Required work:
Look through the records below and collect all lines that hold the string "have".

##############################

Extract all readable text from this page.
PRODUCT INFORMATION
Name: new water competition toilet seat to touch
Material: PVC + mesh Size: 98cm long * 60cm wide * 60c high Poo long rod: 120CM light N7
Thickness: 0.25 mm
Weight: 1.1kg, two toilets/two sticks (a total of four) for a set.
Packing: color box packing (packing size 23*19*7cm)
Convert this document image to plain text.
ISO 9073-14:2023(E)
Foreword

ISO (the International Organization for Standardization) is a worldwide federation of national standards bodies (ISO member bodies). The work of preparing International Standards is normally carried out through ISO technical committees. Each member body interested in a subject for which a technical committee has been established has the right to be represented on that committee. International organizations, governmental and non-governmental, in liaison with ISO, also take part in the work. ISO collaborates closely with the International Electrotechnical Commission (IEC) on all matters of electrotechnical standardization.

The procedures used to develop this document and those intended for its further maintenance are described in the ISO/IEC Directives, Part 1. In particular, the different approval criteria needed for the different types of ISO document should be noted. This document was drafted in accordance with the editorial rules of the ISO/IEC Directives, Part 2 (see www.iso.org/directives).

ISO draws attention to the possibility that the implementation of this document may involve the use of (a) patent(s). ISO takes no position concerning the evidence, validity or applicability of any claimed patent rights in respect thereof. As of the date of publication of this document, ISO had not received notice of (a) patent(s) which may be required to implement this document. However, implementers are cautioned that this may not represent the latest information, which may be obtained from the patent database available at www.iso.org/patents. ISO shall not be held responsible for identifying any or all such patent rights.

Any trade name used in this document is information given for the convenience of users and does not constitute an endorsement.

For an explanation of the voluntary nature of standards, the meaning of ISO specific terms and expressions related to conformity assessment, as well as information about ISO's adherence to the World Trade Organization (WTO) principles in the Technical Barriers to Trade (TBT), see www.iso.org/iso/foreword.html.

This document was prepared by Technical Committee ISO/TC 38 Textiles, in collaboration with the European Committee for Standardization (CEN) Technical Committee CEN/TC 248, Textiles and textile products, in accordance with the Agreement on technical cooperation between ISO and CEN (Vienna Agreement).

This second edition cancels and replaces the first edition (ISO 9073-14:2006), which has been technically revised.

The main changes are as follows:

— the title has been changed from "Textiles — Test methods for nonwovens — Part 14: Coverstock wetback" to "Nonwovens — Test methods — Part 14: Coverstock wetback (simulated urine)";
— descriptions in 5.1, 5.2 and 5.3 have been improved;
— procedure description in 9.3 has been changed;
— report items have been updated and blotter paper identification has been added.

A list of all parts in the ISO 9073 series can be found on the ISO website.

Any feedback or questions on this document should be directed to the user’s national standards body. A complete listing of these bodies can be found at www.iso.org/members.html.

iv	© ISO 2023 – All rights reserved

##############################

Right answer:
— descriptions in 5.1, 5.2 and 5.3 have been improved;
— report items have been updated and blotter paper identification has been added.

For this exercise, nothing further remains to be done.